Exercise description:
In the material below, list every line carrying the string "name".

^^^^^^^^

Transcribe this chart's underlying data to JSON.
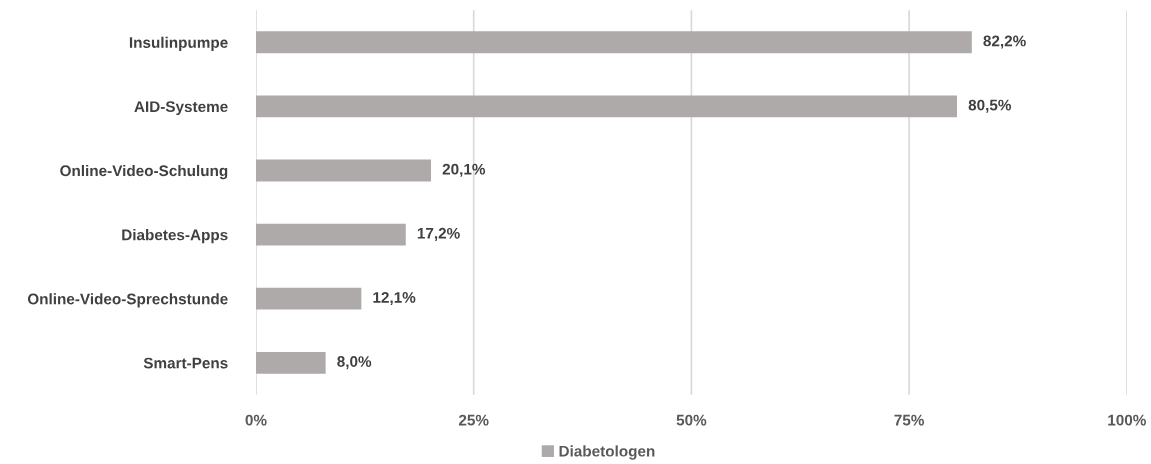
{
  "chart_data": {
    "type": "bar",
    "orientation": "horizontal",
    "categories": [
      "Insulinpumpe",
      "AID-Systeme",
      "Online-Video-Schulung",
      "Diabetes-Apps",
      "Online-Video-Sprechstunde",
      "Smart-Pens"
    ],
    "series": [
      {
        "name": "Diabetologen",
        "color": "#aeaaaa",
        "values": [
          82.2,
          80.5,
          20.1,
          17.2,
          12.1,
          8.0
        ],
        "value_labels": [
          "82,2%",
          "80,5%",
          "20,1%",
          "17,2%",
          "12,1%",
          "8,0%"
        ]
      }
    ],
    "xlim": [
      0,
      100
    ],
    "xticks": [
      {
        "value": 0,
        "label": "0%"
      },
      {
        "value": 25,
        "label": "25%"
      },
      {
        "value": 50,
        "label": "50%"
      },
      {
        "value": 75,
        "label": "75%"
      },
      {
        "value": 100,
        "label": "100%"
      }
    ],
    "grid": "x",
    "legend": "bottom"
  }
}
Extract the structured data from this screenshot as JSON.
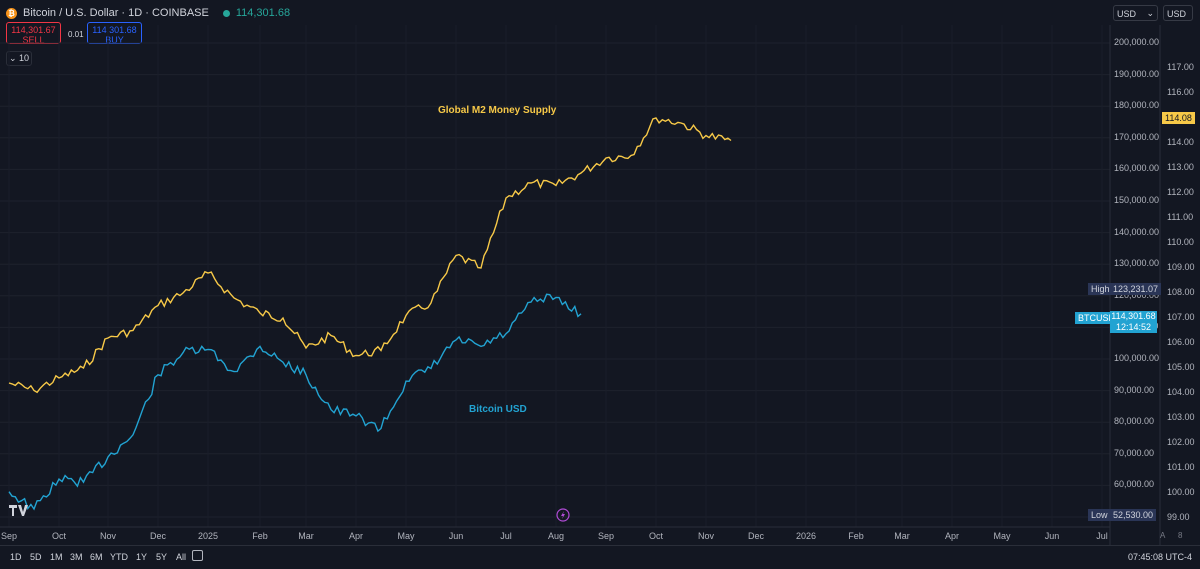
{
  "header": {
    "symbol_title": "Bitcoin / U.S. Dollar · 1D · COINBASE",
    "last_price": "114,301.68",
    "sell_price": "114,301.67",
    "sell_label": "SELL",
    "spread": "0.01",
    "buy_price": "114,301.68",
    "buy_label": "BUY",
    "lot_size": "10",
    "currency_left": "USD",
    "currency_right": "USD"
  },
  "annotations": {
    "m2_label": "Global M2 Money Supply",
    "btc_label": "Bitcoin USD"
  },
  "price_tags": {
    "high_label": "High",
    "high_value": "123,231.07",
    "btc_symbol": "BTCUSD",
    "btc_value": "114,301.68",
    "btc_countdown": "12:14:52",
    "m2_value": "114.08",
    "low_label": "Low",
    "low_value": "52,530.00"
  },
  "bottom_bar": {
    "ranges": [
      "1D",
      "5D",
      "1M",
      "3M",
      "6M",
      "YTD",
      "1Y",
      "5Y",
      "All"
    ],
    "clock": "07:45:08 UTC-4",
    "scale_auto": "A",
    "scale_log": "8"
  },
  "chart_data": {
    "type": "line",
    "title": "",
    "left_axis": {
      "ticks": [
        "200,000.00",
        "190,000.00",
        "180,000.00",
        "170,000.00",
        "160,000.00",
        "150,000.00",
        "140,000.00",
        "130,000.00",
        "120,000.00",
        "110,000.00",
        "100,000.00",
        "90,000.00",
        "80,000.00",
        "70,000.00",
        "60,000.00",
        "50,000.00"
      ],
      "ylim": [
        50000,
        200000
      ]
    },
    "right_axis": {
      "ticks": [
        "117.00",
        "116.00",
        "115.00",
        "114.00",
        "113.00",
        "112.00",
        "111.00",
        "110.00",
        "109.00",
        "108.00",
        "107.00",
        "106.00",
        "105.00",
        "104.00",
        "103.00",
        "102.00",
        "101.00",
        "100.00",
        "99.00"
      ],
      "ylim": [
        99,
        117
      ]
    },
    "x_ticks": [
      "Sep",
      "Oct",
      "Nov",
      "Dec",
      "2025",
      "Feb",
      "Mar",
      "Apr",
      "May",
      "Jun",
      "Jul",
      "Aug",
      "Sep",
      "Oct",
      "Nov",
      "Dec",
      "2026",
      "Feb",
      "Mar",
      "Apr",
      "May",
      "Jun",
      "Jul"
    ],
    "series": [
      {
        "name": "Global M2 Money Supply",
        "axis": "right",
        "color": "#f7c948",
        "points": [
          [
            "Sep",
            104.4
          ],
          [
            "Sep",
            104.1
          ],
          [
            "Oct",
            104.6
          ],
          [
            "Oct",
            105.0
          ],
          [
            "Nov",
            106.2
          ],
          [
            "Nov",
            106.5
          ],
          [
            "Dec",
            107.5
          ],
          [
            "Dec",
            108.0
          ],
          [
            "2025",
            108.8
          ],
          [
            "2025",
            107.8
          ],
          [
            "Feb",
            107.2
          ],
          [
            "Feb",
            107.0
          ],
          [
            "Mar",
            105.8
          ],
          [
            "Mar",
            106.3
          ],
          [
            "Apr",
            105.5
          ],
          [
            "Apr",
            105.7
          ],
          [
            "May",
            107.1
          ],
          [
            "May",
            107.6
          ],
          [
            "Jun",
            109.5
          ],
          [
            "Jun",
            109.0
          ],
          [
            "Jul",
            111.8
          ],
          [
            "Jul",
            112.4
          ],
          [
            "Aug",
            112.3
          ],
          [
            "Aug",
            112.8
          ],
          [
            "Sep",
            113.4
          ],
          [
            "Sep",
            113.5
          ],
          [
            "Oct",
            115.0
          ],
          [
            "Oct",
            114.8
          ],
          [
            "Nov",
            114.3
          ],
          [
            "Nov",
            114.1
          ]
        ]
      },
      {
        "name": "Bitcoin USD",
        "axis": "left",
        "color": "#22a3d2",
        "points": [
          [
            "Sep",
            58000
          ],
          [
            "Sep",
            52530
          ],
          [
            "Oct",
            62000
          ],
          [
            "Oct",
            61000
          ],
          [
            "Nov",
            69000
          ],
          [
            "Nov",
            76000
          ],
          [
            "Dec",
            95000
          ],
          [
            "Dec",
            102000
          ],
          [
            "2025",
            103000
          ],
          [
            "2025",
            96000
          ],
          [
            "Feb",
            104000
          ],
          [
            "Feb",
            99000
          ],
          [
            "Mar",
            95000
          ],
          [
            "Mar",
            84000
          ],
          [
            "Apr",
            82000
          ],
          [
            "Apr",
            78000
          ],
          [
            "May",
            93000
          ],
          [
            "May",
            97000
          ],
          [
            "Jun",
            106000
          ],
          [
            "Jun",
            104000
          ],
          [
            "Jul",
            108000
          ],
          [
            "Jul",
            118000
          ],
          [
            "Aug",
            119500
          ],
          [
            "Aug",
            114301.68
          ]
        ]
      }
    ],
    "grid": true
  }
}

^^^^^^^^

Problem solution:
        "name": "Diabetologen",
        "name": "Global M2 Money Supply",
        "name": "Bitcoin USD",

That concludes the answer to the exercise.